EXERCISE PROMPT -
Could you repeat the records below exactly, leaving out any pictures?

[Records]
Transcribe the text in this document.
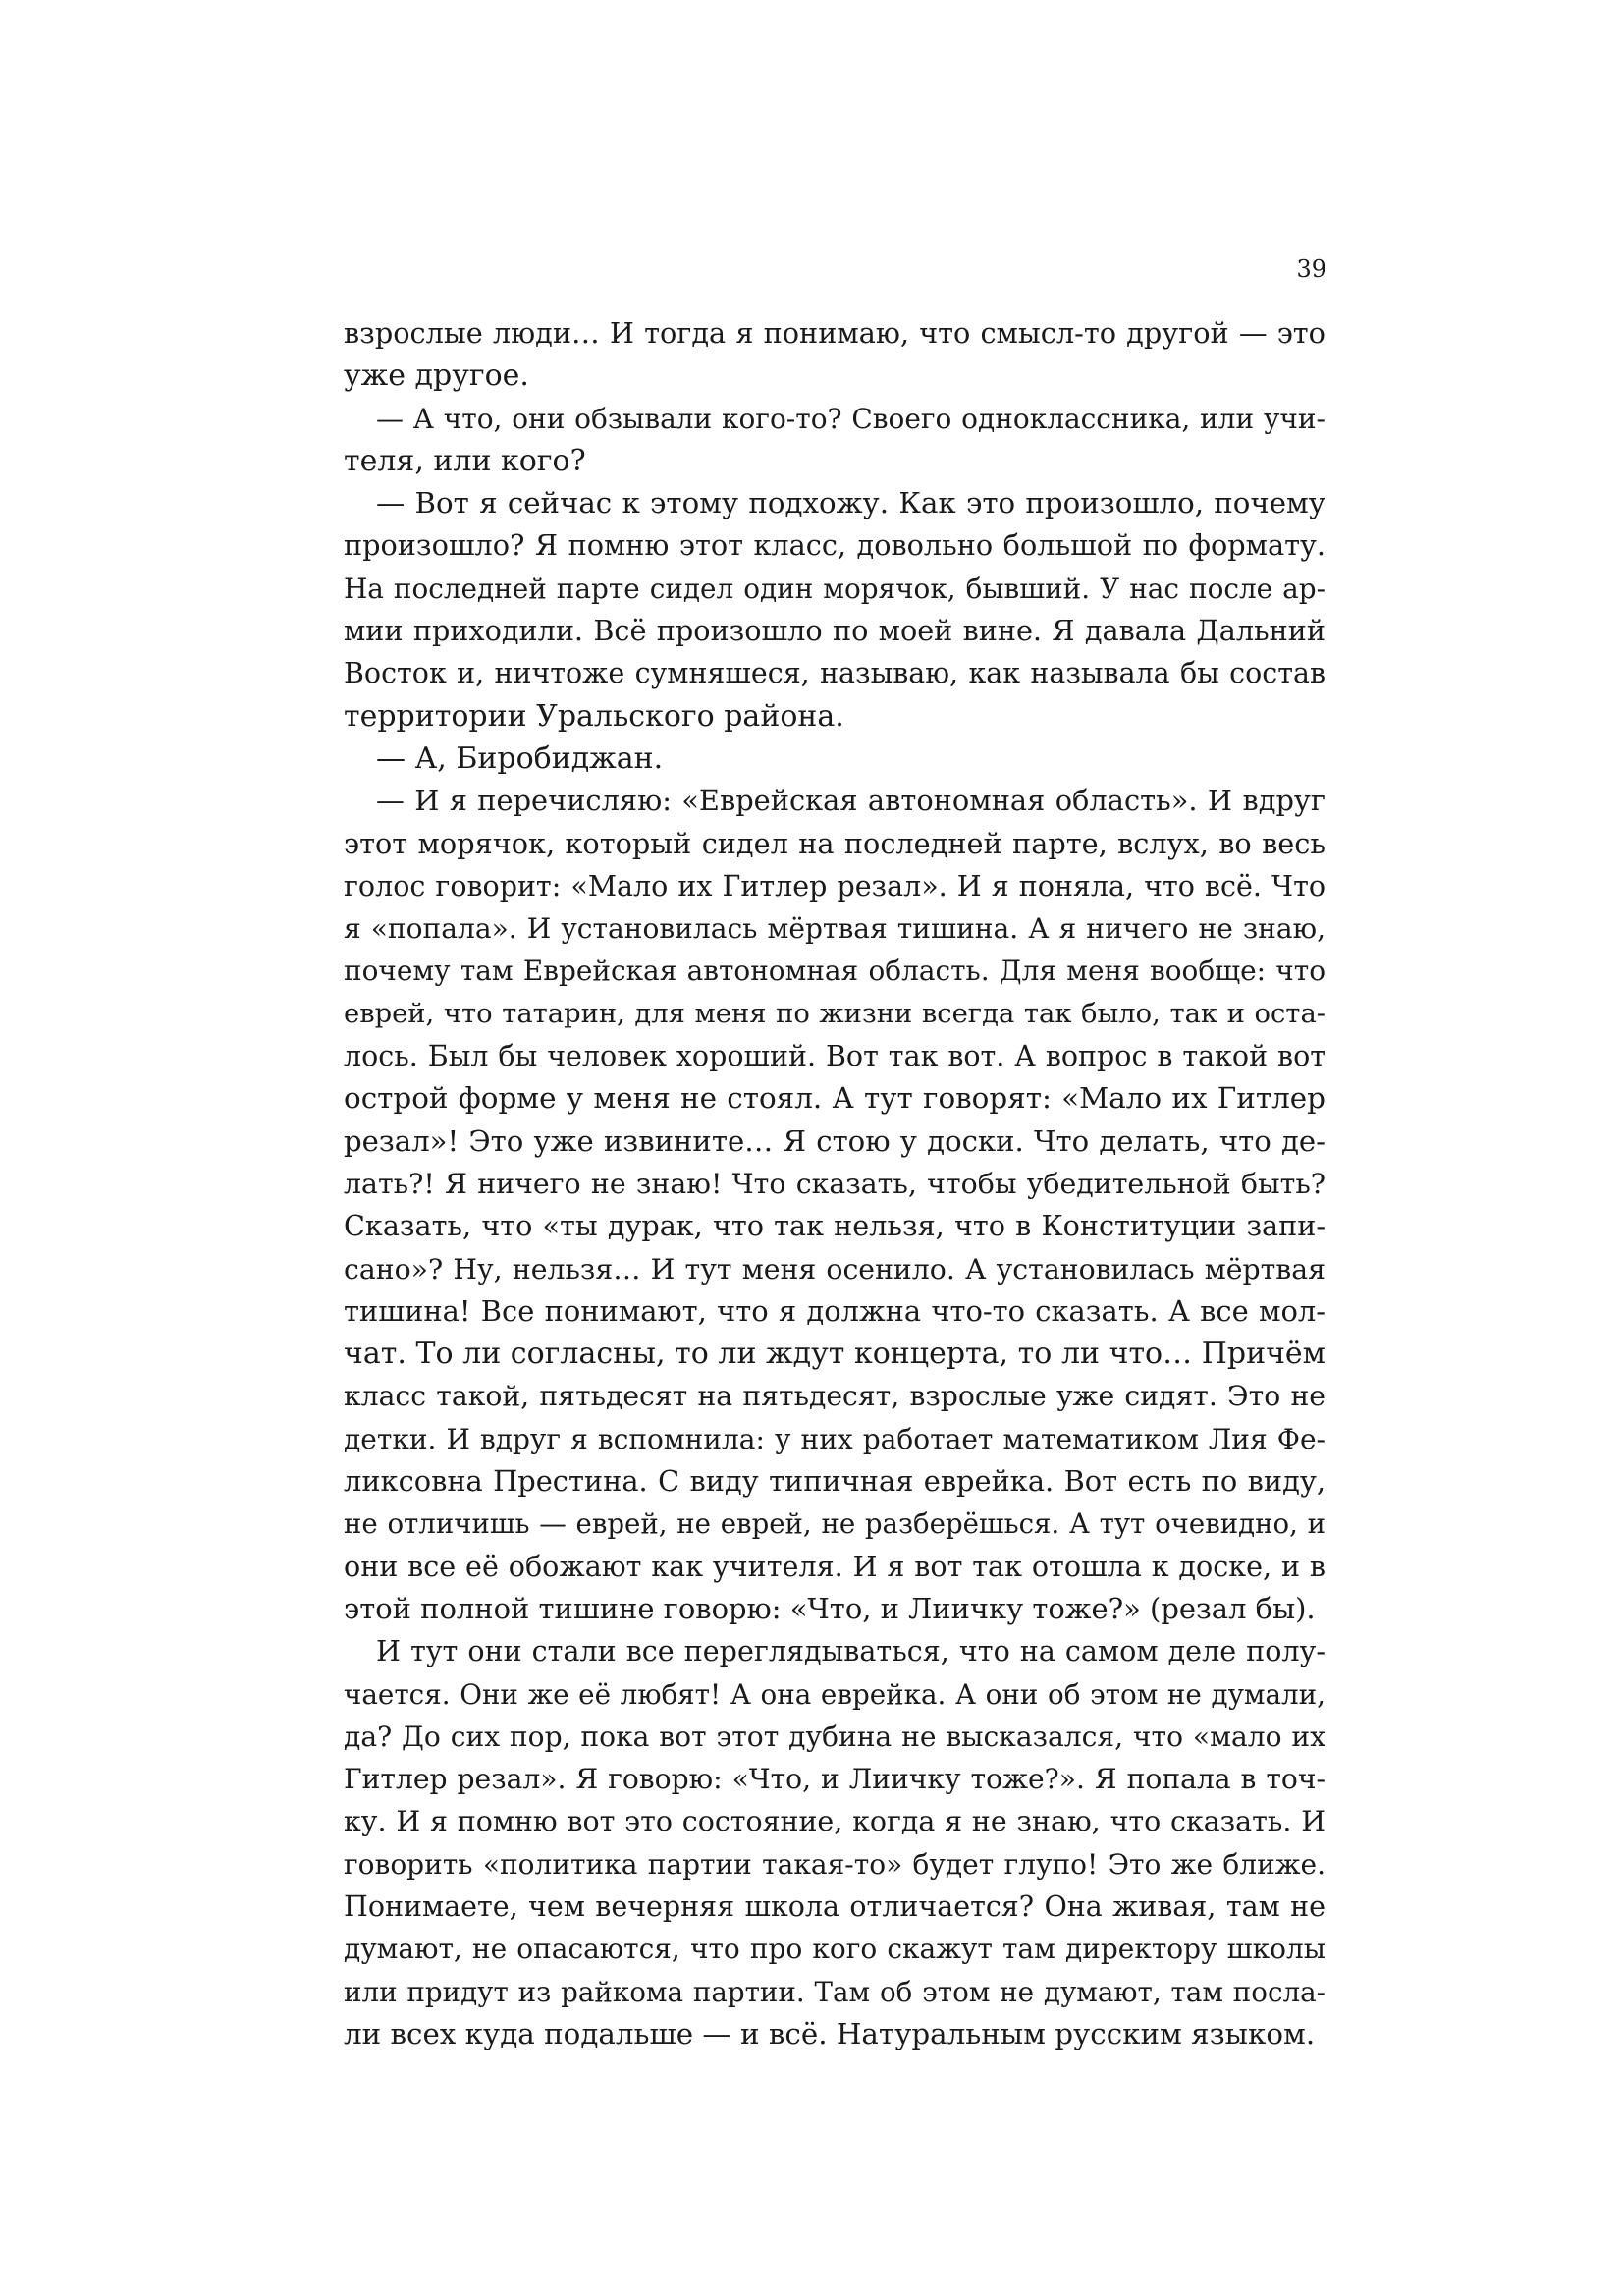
39
взрослые люди… И тогда я понимаю, что смысл-то другой — это
уже другое.
— А что, они обзывали кого-то? Своего одноклассника, или учи-
теля, или кого?
— Вот я сейчас к этому подхожу. Как это произошло, почему
произошло? Я помню этот класс, довольно большой по формату.
На последней парте сидел один морячок, бывший. У нас после ар-
мии приходили. Всё произошло по моей вине. Я давала Дальний
Восток и, ничтоже сумняшеся, называю, как называла бы состав
территории Уральского района.
— А, Биробиджан.
— И я перечисляю: «Еврейская автономная область». И вдруг
этот морячок, который сидел на последней парте, вслух, во весь
голос говорит: «Мало их Гитлер резал». И я поняла, что всё. Что
я «попала». И установилась мёртвая тишина. А я ничего не знаю,
почему там Еврейская автономная область. Для меня вообще: что
еврей, что татарин, для меня по жизни всегда так было, так и оста-
лось. Был бы человек хороший. Вот так вот. А вопрос в такой вот
острой форме у меня не стоял. А тут говорят: «Мало их Гитлер
резал»! Это уже извините… Я стою у доски. Что делать, что де-
лать?! Я ничего не знаю! Что сказать, чтобы убедительной быть?
Сказать, что «ты дурак, что так нельзя, что в Конституции запи-
сано»? Ну, нельзя… И тут меня осенило. А установилась мёртвая
тишина! Все понимают, что я должна что-то сказать. А все мол-
чат. То ли согласны, то ли ждут концерта, то ли что… Причём
класс такой, пятьдесят на пятьдесят, взрослые уже сидят. Это не
детки. И вдруг я вспомнила: у них работает математиком Лия Фе-
ликсовна Престина. С виду типичная еврейка. Вот есть по виду,
не отличишь — еврей, не еврей, не разберёшься. А тут очевидно, и
они все её обожают как учителя. И я вот так отошла к доске, и в
этой полной тишине говорю: «Что, и Лиичку тоже?» (резал бы).
И тут они стали все переглядываться, что на самом деле полу-
чается. Они же её любят! А она еврейка. А они об этом не думали,
да? До сих пор, пока вот этот дубина не высказался, что «мало их
Гитлер резал». Я говорю: «Что, и Лиичку тоже?». Я попала в точ-
ку. И я помню вот это состояние, когда я не знаю, что сказать. И
говорить «политика партии такая-то» будет глупо! Это же ближе.
Понимаете, чем вечерняя школа отличается? Она живая, там не
думают, не опасаются, что про кого скажут там директору школы
или придут из райкома партии. Там об этом не думают, там посла-
ли всех куда подальше — и всё. Натуральным русским языком.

ANSWER TO THE TASK -
Transcribe the text in this document.
39
взрослые люди… И тогда я понимаю, что смысл-то другой — это
уже другое.
— А что, они обзывали кого-то? Своего одноклассника, или учи-
теля, или кого?
— Вот я сейчас к этому подхожу. Как это произошло, почему
произошло? Я помню этот класс, довольно большой по формату.
На последней парте сидел один морячок, бывший. У нас после ар-
мии приходили. Всё произошло по моей вине. Я давала Дальний
Восток и, ничтоже сумняшеся, называю, как называла бы состав
территории Уральского района.
— А, Биробиджан.
— И я перечисляю: «Еврейская автономная область». И вдруг
этот морячок, который сидел на последней парте, вслух, во весь
голос говорит: «Мало их Гитлер резал». И я поняла, что всё. Что
я «попала». И установилась мёртвая тишина. А я ничего не знаю,
почему там Еврейская автономная область. Для меня вообще: что
еврей, что татарин, для меня по жизни всегда так было, так и оста-
лось. Был бы человек хороший. Вот так вот. А вопрос в такой вот
острой форме у меня не стоял. А тут говорят: «Мало их Гитлер
резал»! Это уже извините… Я стою у доски. Что делать, что де-
лать?! Я ничего не знаю! Что сказать, чтобы убедительной быть?
Сказать, что «ты дурак, что так нельзя, что в Конституции запи-
сано»? Ну, нельзя… И тут меня осенило. А установилась мёртвая
тишина! Все понимают, что я должна что-то сказать. А все мол-
чат. То ли согласны, то ли ждут концерта, то ли что… Причём
класс такой, пятьдесят на пятьдесят, взрослые уже сидят. Это не
детки. И вдруг я вспомнила: у них работает математиком Лия Фе-
ликсовна Престина. С виду типичная еврейка. Вот есть по виду,
не отличишь — еврей, не еврей, не разберёшься. А тут очевидно, и
они все её обожают как учителя. И я вот так отошла к доске, и в
этой полной тишине говорю: «Что, и Лиичку тоже?» (резал бы).
И тут они стали все переглядываться, что на самом деле полу-
чается. Они же её любят! А она еврейка. А они об этом не думали,
да? До сих пор, пока вот этот дубина не высказался, что «мало их
Гитлер резал». Я говорю: «Что, и Лиичку тоже?». Я попала в точ-
ку. И я помню вот это состояние, когда я не знаю, что сказать. И
говорить «политика партии такая-то» будет глупо! Это же ближе.
Понимаете, чем вечерняя школа отличается? Она живая, там не
думают, не опасаются, что про кого скажут там директору школы
или придут из райкома партии. Там об этом не думают, там посла-
ли всех куда подальше — и всё. Натуральным русским языком.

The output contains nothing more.